## Stated goal:
Write each line out again exactly as written.

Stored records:
━━━━

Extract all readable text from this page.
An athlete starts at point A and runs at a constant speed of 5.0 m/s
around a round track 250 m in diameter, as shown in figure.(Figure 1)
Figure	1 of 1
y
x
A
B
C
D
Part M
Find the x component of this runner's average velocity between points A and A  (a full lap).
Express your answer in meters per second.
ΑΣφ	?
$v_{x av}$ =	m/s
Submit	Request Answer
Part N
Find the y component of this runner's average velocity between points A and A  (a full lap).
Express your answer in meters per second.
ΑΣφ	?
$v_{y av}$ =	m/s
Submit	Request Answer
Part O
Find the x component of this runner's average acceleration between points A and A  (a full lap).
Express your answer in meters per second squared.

━━━━

## Response for this exercise:
Extract all readable text from this page.
An athlete starts at point A and runs at a constant speed of 5.0 m/s
around a round track 250 m in diameter, as shown in figure.(Figure 1)
Figure	1 of 1
y
x
A
B
C
D
Part M
Find the x component of this runner's average velocity between points A and A  (a full lap).
Express your answer in meters per second.
ΑΣφ	?
$v_{x av}$ =	m/s
Submit	Request Answer
Part N
Find the y component of this runner's average velocity between points A and A  (a full lap).
Express your answer in meters per second.
ΑΣφ	?
$v_{y av}$ =	m/s
Submit	Request Answer
Part O
Find the x component of this runner's average acceleration between points A and A  (a full lap).
Express your answer in meters per second squared.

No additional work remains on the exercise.